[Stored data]
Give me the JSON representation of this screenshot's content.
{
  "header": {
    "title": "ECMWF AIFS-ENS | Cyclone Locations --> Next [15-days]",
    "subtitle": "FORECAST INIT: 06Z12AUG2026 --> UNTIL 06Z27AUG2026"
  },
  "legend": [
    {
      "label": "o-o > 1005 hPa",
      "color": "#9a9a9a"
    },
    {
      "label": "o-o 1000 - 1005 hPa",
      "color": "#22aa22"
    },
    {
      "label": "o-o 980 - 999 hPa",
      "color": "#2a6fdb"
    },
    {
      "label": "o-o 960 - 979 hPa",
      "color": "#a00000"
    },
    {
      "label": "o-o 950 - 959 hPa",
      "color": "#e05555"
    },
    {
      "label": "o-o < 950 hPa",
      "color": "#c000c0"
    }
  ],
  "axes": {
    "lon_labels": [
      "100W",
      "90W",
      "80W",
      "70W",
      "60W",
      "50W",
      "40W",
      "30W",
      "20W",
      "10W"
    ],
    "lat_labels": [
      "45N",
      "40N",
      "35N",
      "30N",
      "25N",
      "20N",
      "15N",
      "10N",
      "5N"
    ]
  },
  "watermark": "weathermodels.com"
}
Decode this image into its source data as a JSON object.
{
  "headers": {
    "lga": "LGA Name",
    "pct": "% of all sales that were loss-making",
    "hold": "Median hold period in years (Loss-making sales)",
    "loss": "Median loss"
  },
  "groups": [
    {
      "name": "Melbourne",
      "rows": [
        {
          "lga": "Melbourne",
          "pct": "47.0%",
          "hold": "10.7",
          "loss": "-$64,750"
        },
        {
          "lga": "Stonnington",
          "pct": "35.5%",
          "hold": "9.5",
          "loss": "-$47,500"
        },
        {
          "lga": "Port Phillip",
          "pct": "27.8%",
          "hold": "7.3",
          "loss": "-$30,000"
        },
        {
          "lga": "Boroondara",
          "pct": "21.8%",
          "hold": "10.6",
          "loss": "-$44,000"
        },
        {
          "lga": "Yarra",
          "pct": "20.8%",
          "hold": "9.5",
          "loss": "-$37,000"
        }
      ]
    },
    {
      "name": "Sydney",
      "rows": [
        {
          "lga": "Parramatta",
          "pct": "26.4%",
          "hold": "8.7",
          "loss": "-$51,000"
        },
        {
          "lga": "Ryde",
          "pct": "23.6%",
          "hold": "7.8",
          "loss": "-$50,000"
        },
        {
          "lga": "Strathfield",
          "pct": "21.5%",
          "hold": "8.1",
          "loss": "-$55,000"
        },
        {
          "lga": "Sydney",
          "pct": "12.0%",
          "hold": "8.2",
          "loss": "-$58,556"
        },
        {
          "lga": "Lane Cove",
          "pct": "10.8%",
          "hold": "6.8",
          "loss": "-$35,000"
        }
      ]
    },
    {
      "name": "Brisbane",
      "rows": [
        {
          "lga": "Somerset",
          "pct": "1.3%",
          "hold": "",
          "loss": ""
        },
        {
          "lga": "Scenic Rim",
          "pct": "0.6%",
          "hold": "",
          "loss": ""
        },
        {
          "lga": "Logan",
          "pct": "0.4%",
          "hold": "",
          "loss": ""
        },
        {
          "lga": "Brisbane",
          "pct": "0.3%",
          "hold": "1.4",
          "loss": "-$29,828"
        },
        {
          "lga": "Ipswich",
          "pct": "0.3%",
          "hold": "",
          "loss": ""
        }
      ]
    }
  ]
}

● Written exercise
Using the data above, repeat every line exactly.

● Response
Give me the JSON representation of this screenshot's content.
{
  "header": {
    "title": "ECMWF AIFS-ENS | Cyclone Locations --> Next [15-days]",
    "subtitle": "FORECAST INIT: 06Z12AUG2026 --> UNTIL 06Z27AUG2026"
  },
  "legend": [
    {
      "label": "o-o > 1005 hPa",
      "color": "#9a9a9a"
    },
    {
      "label": "o-o 1000 - 1005 hPa",
      "color": "#22aa22"
    },
    {
      "label": "o-o 980 - 999 hPa",
      "color": "#2a6fdb"
    },
    {
      "label": "o-o 960 - 979 hPa",
      "color": "#a00000"
    },
    {
      "label": "o-o 950 - 959 hPa",
      "color": "#e05555"
    },
    {
      "label": "o-o < 950 hPa",
      "color": "#c000c0"
    }
  ],
  "axes": {
    "lon_labels": [
      "100W",
      "90W",
      "80W",
      "70W",
      "60W",
      "50W",
      "40W",
      "30W",
      "20W",
      "10W"
    ],
    "lat_labels": [
      "45N",
      "40N",
      "35N",
      "30N",
      "25N",
      "20N",
      "15N",
      "10N",
      "5N"
    ]
  },
  "watermark": "weathermodels.com"
}
Decode this image into its source data as a JSON object.
{
  "headers": {
    "lga": "LGA Name",
    "pct": "% of all sales that were loss-making",
    "hold": "Median hold period in years (Loss-making sales)",
    "loss": "Median loss"
  },
  "groups": [
    {
      "name": "Melbourne",
      "rows": [
        {
          "lga": "Melbourne",
          "pct": "47.0%",
          "hold": "10.7",
          "loss": "-$64,750"
        },
        {
          "lga": "Stonnington",
          "pct": "35.5%",
          "hold": "9.5",
          "loss": "-$47,500"
        },
        {
          "lga": "Port Phillip",
          "pct": "27.8%",
          "hold": "7.3",
          "loss": "-$30,000"
        },
        {
          "lga": "Boroondara",
          "pct": "21.8%",
          "hold": "10.6",
          "loss": "-$44,000"
        },
        {
          "lga": "Yarra",
          "pct": "20.8%",
          "hold": "9.5",
          "loss": "-$37,000"
        }
      ]
    },
    {
      "name": "Sydney",
      "rows": [
        {
          "lga": "Parramatta",
          "pct": "26.4%",
          "hold": "8.7",
          "loss": "-$51,000"
        },
        {
          "lga": "Ryde",
          "pct": "23.6%",
          "hold": "7.8",
          "loss": "-$50,000"
        },
        {
          "lga": "Strathfield",
          "pct": "21.5%",
          "hold": "8.1",
          "loss": "-$55,000"
        },
        {
          "lga": "Sydney",
          "pct": "12.0%",
          "hold": "8.2",
          "loss": "-$58,556"
        },
        {
          "lga": "Lane Cove",
          "pct": "10.8%",
          "hold": "6.8",
          "loss": "-$35,000"
        }
      ]
    },
    {
      "name": "Brisbane",
      "rows": [
        {
          "lga": "Somerset",
          "pct": "1.3%",
          "hold": "",
          "loss": ""
        },
        {
          "lga": "Scenic Rim",
          "pct": "0.6%",
          "hold": "",
          "loss": ""
        },
        {
          "lga": "Logan",
          "pct": "0.4%",
          "hold": "",
          "loss": ""
        },
        {
          "lga": "Brisbane",
          "pct": "0.3%",
          "hold": "1.4",
          "loss": "-$29,828"
        },
        {
          "lga": "Ipswich",
          "pct": "0.3%",
          "hold": "",
          "loss": ""
        }
      ]
    }
  ]
}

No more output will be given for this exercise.